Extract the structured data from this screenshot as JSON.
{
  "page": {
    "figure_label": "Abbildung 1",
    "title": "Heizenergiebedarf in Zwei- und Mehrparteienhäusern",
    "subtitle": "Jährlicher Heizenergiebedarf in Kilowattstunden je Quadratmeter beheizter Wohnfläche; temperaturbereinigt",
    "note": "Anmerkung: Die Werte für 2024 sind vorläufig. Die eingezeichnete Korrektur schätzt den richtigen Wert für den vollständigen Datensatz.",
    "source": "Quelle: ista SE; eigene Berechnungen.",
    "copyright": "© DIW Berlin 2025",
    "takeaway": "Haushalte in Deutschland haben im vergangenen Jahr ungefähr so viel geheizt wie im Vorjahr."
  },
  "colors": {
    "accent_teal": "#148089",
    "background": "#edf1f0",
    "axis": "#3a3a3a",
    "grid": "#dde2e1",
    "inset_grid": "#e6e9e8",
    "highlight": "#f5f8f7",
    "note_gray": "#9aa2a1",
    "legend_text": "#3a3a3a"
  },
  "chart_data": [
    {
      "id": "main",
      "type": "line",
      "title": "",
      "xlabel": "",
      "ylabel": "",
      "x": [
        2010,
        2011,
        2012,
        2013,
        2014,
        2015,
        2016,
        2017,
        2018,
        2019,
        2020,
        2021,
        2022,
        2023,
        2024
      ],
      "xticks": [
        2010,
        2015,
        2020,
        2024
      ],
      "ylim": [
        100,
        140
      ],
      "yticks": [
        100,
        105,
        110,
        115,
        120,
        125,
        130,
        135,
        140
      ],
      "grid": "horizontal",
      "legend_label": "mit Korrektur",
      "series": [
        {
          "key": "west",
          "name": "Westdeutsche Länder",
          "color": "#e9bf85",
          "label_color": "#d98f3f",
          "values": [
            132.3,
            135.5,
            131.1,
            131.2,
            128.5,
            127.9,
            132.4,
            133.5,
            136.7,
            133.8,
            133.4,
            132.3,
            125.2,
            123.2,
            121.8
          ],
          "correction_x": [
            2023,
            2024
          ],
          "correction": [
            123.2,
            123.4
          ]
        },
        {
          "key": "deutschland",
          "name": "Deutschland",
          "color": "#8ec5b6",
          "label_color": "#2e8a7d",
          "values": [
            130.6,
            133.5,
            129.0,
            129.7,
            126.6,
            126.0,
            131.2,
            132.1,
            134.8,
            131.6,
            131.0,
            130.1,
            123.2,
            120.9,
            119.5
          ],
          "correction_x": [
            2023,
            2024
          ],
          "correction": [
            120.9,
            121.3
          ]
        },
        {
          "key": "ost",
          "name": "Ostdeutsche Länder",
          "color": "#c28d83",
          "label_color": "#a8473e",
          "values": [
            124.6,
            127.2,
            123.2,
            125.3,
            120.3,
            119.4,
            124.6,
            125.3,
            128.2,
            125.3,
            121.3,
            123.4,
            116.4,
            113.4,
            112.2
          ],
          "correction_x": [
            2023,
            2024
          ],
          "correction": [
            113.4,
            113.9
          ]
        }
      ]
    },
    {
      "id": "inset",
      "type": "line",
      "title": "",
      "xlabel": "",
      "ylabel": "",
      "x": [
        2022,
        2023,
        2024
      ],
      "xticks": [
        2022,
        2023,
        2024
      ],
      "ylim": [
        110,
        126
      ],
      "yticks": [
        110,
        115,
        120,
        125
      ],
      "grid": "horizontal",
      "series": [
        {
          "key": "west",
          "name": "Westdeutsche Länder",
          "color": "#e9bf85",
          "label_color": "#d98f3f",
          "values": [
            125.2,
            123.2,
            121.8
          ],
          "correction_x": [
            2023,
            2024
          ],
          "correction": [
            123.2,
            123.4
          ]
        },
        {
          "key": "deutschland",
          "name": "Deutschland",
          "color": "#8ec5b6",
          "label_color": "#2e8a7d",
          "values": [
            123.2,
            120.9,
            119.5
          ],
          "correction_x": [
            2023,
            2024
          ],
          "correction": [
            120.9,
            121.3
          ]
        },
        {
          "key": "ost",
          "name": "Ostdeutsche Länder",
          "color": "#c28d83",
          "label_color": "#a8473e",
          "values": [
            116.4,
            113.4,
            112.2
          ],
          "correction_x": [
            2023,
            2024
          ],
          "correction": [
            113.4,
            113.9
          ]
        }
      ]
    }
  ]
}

········

## Work to complete
Give all the records again. Match them exactly.

## Full solution
Extract the structured data from this screenshot as JSON.
{
  "page": {
    "figure_label": "Abbildung 1",
    "title": "Heizenergiebedarf in Zwei- und Mehrparteienhäusern",
    "subtitle": "Jährlicher Heizenergiebedarf in Kilowattstunden je Quadratmeter beheizter Wohnfläche; temperaturbereinigt",
    "note": "Anmerkung: Die Werte für 2024 sind vorläufig. Die eingezeichnete Korrektur schätzt den richtigen Wert für den vollständigen Datensatz.",
    "source": "Quelle: ista SE; eigene Berechnungen.",
    "copyright": "© DIW Berlin 2025",
    "takeaway": "Haushalte in Deutschland haben im vergangenen Jahr ungefähr so viel geheizt wie im Vorjahr."
  },
  "colors": {
    "accent_teal": "#148089",
    "background": "#edf1f0",
    "axis": "#3a3a3a",
    "grid": "#dde2e1",
    "inset_grid": "#e6e9e8",
    "highlight": "#f5f8f7",
    "note_gray": "#9aa2a1",
    "legend_text": "#3a3a3a"
  },
  "chart_data": [
    {
      "id": "main",
      "type": "line",
      "title": "",
      "xlabel": "",
      "ylabel": "",
      "x": [
        2010,
        2011,
        2012,
        2013,
        2014,
        2015,
        2016,
        2017,
        2018,
        2019,
        2020,
        2021,
        2022,
        2023,
        2024
      ],
      "xticks": [
        2010,
        2015,
        2020,
        2024
      ],
      "ylim": [
        100,
        140
      ],
      "yticks": [
        100,
        105,
        110,
        115,
        120,
        125,
        130,
        135,
        140
      ],
      "grid": "horizontal",
      "legend_label": "mit Korrektur",
      "series": [
        {
          "key": "west",
          "name": "Westdeutsche Länder",
          "color": "#e9bf85",
          "label_color": "#d98f3f",
          "values": [
            132.3,
            135.5,
            131.1,
            131.2,
            128.5,
            127.9,
            132.4,
            133.5,
            136.7,
            133.8,
            133.4,
            132.3,
            125.2,
            123.2,
            121.8
          ],
          "correction_x": [
            2023,
            2024
          ],
          "correction": [
            123.2,
            123.4
          ]
        },
        {
          "key": "deutschland",
          "name": "Deutschland",
          "color": "#8ec5b6",
          "label_color": "#2e8a7d",
          "values": [
            130.6,
            133.5,
            129.0,
            129.7,
            126.6,
            126.0,
            131.2,
            132.1,
            134.8,
            131.6,
            131.0,
            130.1,
            123.2,
            120.9,
            119.5
          ],
          "correction_x": [
            2023,
            2024
          ],
          "correction": [
            120.9,
            121.3
          ]
        },
        {
          "key": "ost",
          "name": "Ostdeutsche Länder",
          "color": "#c28d83",
          "label_color": "#a8473e",
          "values": [
            124.6,
            127.2,
            123.2,
            125.3,
            120.3,
            119.4,
            124.6,
            125.3,
            128.2,
            125.3,
            121.3,
            123.4,
            116.4,
            113.4,
            112.2
          ],
          "correction_x": [
            2023,
            2024
          ],
          "correction": [
            113.4,
            113.9
          ]
        }
      ]
    },
    {
      "id": "inset",
      "type": "line",
      "title": "",
      "xlabel": "",
      "ylabel": "",
      "x": [
        2022,
        2023,
        2024
      ],
      "xticks": [
        2022,
        2023,
        2024
      ],
      "ylim": [
        110,
        126
      ],
      "yticks": [
        110,
        115,
        120,
        125
      ],
      "grid": "horizontal",
      "series": [
        {
          "key": "west",
          "name": "Westdeutsche Länder",
          "color": "#e9bf85",
          "label_color": "#d98f3f",
          "values": [
            125.2,
            123.2,
            121.8
          ],
          "correction_x": [
            2023,
            2024
          ],
          "correction": [
            123.2,
            123.4
          ]
        },
        {
          "key": "deutschland",
          "name": "Deutschland",
          "color": "#8ec5b6",
          "label_color": "#2e8a7d",
          "values": [
            123.2,
            120.9,
            119.5
          ],
          "correction_x": [
            2023,
            2024
          ],
          "correction": [
            120.9,
            121.3
          ]
        },
        {
          "key": "ost",
          "name": "Ostdeutsche Länder",
          "color": "#c28d83",
          "label_color": "#a8473e",
          "values": [
            116.4,
            113.4,
            112.2
          ],
          "correction_x": [
            2023,
            2024
          ],
          "correction": [
            113.4,
            113.9
          ]
        }
      ]
    }
  ]
}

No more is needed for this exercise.